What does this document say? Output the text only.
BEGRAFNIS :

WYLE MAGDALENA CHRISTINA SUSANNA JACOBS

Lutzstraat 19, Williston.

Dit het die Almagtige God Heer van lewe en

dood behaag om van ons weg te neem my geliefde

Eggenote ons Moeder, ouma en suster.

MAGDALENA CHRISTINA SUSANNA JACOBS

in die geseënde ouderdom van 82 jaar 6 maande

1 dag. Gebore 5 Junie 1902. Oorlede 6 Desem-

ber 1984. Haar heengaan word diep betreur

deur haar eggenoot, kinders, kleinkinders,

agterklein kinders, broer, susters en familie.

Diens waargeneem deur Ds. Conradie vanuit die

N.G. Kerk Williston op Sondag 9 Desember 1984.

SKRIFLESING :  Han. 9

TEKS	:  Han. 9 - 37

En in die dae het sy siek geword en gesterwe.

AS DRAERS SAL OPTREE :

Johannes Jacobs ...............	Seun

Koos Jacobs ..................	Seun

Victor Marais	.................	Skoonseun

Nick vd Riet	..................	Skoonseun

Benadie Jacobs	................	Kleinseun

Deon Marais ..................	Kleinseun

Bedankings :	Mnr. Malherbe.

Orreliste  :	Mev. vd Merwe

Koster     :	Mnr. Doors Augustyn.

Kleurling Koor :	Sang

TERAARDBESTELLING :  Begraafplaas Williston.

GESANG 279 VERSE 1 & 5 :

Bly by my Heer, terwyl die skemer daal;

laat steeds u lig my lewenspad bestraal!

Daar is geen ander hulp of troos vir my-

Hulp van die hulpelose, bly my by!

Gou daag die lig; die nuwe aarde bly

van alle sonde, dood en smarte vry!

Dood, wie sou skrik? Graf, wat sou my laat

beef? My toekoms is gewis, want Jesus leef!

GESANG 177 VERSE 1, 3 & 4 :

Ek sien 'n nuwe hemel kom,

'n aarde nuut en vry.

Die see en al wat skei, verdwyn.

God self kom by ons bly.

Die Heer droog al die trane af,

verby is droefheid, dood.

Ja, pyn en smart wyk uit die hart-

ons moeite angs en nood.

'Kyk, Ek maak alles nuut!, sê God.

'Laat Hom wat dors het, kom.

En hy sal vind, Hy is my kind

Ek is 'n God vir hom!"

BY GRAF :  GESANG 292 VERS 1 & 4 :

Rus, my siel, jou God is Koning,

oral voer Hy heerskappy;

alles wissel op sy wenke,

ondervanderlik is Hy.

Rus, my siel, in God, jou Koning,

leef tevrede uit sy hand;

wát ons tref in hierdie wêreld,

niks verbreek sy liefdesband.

#### What the exercise asks
Give the entries once more, exactly as they appear.

#### Solution below
What does this document say? Output the text only.
BEGRAFNIS :

WYLE MAGDALENA CHRISTINA SUSANNA JACOBS

Lutzstraat 19, Williston.

Dit het die Almagtige God Heer van lewe en

dood behaag om van ons weg te neem my geliefde

Eggenote ons Moeder, ouma en suster.

MAGDALENA CHRISTINA SUSANNA JACOBS

in die geseënde ouderdom van 82 jaar 6 maande

1 dag. Gebore 5 Junie 1902. Oorlede 6 Desem-

ber 1984. Haar heengaan word diep betreur

deur haar eggenoot, kinders, kleinkinders,

agterklein kinders, broer, susters en familie.

Diens waargeneem deur Ds. Conradie vanuit die

N.G. Kerk Williston op Sondag 9 Desember 1984.

SKRIFLESING :  Han. 9

TEKS	:  Han. 9 - 37

En in die dae het sy siek geword en gesterwe.

AS DRAERS SAL OPTREE :

Johannes Jacobs ...............	Seun

Koos Jacobs ..................	Seun

Victor Marais	.................	Skoonseun

Nick vd Riet	..................	Skoonseun

Benadie Jacobs	................	Kleinseun

Deon Marais ..................	Kleinseun

Bedankings :	Mnr. Malherbe.

Orreliste  :	Mev. vd Merwe

Koster     :	Mnr. Doors Augustyn.

Kleurling Koor :	Sang

TERAARDBESTELLING :  Begraafplaas Williston.

GESANG 279 VERSE 1 & 5 :

Bly by my Heer, terwyl die skemer daal;

laat steeds u lig my lewenspad bestraal!

Daar is geen ander hulp of troos vir my-

Hulp van die hulpelose, bly my by!

Gou daag die lig; die nuwe aarde bly

van alle sonde, dood en smarte vry!

Dood, wie sou skrik? Graf, wat sou my laat

beef? My toekoms is gewis, want Jesus leef!

GESANG 177 VERSE 1, 3 & 4 :

Ek sien 'n nuwe hemel kom,

'n aarde nuut en vry.

Die see en al wat skei, verdwyn.

God self kom by ons bly.

Die Heer droog al die trane af,

verby is droefheid, dood.

Ja, pyn en smart wyk uit die hart-

ons moeite angs en nood.

'Kyk, Ek maak alles nuut!, sê God.

'Laat Hom wat dors het, kom.

En hy sal vind, Hy is my kind

Ek is 'n God vir hom!"

BY GRAF :  GESANG 292 VERS 1 & 4 :

Rus, my siel, jou God is Koning,

oral voer Hy heerskappy;

alles wissel op sy wenke,

ondervanderlik is Hy.

Rus, my siel, in God, jou Koning,

leef tevrede uit sy hand;

wát ons tref in hierdie wêreld,

niks verbreek sy liefdesband.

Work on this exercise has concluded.